(WHAT YOU ARE ASKED TO DO) Look through the records that follow. Copy every line containing the word "this".

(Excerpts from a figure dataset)
>> BEGIN
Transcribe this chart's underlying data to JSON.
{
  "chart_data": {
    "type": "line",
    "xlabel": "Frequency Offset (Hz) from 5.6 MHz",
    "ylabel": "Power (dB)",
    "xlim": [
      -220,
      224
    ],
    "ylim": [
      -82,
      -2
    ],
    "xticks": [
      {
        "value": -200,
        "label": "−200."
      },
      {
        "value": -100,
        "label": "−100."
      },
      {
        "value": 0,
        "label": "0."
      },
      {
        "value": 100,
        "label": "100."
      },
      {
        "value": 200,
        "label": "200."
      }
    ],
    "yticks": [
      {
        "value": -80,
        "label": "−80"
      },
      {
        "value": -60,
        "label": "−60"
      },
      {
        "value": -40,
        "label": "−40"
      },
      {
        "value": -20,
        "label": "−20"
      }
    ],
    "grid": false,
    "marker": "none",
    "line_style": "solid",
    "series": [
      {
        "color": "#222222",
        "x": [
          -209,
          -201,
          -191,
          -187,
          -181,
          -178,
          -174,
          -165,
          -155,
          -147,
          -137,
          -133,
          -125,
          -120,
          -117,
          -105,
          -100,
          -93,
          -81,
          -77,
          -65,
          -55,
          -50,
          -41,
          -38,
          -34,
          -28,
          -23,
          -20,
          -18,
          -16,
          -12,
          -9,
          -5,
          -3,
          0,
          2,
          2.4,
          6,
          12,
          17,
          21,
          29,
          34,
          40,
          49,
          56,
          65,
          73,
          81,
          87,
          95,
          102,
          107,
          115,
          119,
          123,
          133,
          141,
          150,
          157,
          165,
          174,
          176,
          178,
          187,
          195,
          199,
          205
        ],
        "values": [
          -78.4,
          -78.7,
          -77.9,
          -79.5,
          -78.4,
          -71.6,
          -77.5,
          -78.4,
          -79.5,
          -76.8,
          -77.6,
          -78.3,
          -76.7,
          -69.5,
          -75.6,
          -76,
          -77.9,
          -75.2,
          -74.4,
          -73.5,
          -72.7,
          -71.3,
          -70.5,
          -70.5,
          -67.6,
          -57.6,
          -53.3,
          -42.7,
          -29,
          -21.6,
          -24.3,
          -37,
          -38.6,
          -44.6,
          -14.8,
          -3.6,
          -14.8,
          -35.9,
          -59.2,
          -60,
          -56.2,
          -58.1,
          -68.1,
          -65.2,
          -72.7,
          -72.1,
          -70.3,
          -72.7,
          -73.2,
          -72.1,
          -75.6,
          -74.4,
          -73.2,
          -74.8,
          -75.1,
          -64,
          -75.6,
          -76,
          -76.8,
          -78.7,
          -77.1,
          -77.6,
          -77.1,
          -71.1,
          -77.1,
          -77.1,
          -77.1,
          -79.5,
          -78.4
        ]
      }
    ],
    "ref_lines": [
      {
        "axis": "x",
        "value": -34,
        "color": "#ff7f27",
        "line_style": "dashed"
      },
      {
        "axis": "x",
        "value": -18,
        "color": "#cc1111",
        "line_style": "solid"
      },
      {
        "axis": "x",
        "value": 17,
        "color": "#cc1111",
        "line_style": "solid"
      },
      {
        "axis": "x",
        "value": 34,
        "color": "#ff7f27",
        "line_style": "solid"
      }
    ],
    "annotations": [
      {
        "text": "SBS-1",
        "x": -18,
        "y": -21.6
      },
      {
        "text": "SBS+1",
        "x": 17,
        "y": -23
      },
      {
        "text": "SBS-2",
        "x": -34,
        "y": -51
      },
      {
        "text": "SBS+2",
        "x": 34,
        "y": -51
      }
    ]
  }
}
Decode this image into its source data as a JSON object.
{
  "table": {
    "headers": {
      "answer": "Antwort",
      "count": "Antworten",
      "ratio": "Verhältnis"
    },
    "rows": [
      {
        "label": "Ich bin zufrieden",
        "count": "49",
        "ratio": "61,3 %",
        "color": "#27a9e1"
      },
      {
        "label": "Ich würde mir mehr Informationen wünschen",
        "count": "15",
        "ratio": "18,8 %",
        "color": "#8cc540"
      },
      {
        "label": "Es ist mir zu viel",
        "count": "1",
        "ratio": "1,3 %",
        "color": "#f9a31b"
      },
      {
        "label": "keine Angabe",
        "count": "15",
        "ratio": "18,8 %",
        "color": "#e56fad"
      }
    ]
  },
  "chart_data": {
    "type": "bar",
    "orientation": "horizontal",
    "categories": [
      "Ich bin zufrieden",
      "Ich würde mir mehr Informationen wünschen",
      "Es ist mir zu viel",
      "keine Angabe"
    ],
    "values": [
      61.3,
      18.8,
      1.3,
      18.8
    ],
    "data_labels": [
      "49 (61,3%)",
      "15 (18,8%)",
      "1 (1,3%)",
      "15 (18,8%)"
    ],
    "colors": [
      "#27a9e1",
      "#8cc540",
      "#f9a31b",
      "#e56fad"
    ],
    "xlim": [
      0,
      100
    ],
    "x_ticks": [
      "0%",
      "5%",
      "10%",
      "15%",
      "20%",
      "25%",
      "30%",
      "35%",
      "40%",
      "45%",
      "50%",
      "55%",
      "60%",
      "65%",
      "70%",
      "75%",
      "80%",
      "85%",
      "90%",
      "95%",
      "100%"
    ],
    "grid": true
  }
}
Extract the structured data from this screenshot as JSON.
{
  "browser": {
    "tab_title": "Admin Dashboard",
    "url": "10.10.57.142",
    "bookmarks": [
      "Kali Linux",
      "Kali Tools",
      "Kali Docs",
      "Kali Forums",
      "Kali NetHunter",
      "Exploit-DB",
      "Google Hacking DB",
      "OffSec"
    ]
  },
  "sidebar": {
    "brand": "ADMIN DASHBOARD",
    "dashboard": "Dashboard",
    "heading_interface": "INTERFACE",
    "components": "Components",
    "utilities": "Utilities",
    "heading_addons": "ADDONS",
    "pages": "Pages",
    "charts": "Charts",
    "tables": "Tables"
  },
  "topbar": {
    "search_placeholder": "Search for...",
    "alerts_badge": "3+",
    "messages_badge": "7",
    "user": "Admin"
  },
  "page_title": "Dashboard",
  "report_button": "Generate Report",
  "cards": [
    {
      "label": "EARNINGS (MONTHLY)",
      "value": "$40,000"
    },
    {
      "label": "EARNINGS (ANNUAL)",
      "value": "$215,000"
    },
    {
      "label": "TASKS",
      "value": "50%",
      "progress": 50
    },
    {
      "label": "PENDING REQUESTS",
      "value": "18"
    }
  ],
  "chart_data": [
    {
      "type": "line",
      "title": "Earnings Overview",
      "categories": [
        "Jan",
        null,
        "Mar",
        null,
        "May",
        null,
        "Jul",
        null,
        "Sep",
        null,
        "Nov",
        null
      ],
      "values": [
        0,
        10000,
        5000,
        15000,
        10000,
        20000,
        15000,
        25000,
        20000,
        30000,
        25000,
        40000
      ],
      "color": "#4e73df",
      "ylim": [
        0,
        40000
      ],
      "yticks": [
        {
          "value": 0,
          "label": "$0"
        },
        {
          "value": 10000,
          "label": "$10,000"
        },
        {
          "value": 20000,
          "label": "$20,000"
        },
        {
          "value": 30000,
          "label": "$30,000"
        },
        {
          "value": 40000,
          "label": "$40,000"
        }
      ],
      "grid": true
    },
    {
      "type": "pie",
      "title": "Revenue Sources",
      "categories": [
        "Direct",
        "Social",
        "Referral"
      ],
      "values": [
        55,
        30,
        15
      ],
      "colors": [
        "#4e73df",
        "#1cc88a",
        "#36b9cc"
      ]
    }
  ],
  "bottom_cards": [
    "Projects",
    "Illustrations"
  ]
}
>> END
(EXERCISE RESULT)
Transcribe this chart's underlying data to JSON.
Decode this image into its source data as a JSON object.
Extract the structured data from this screenshot as JSON.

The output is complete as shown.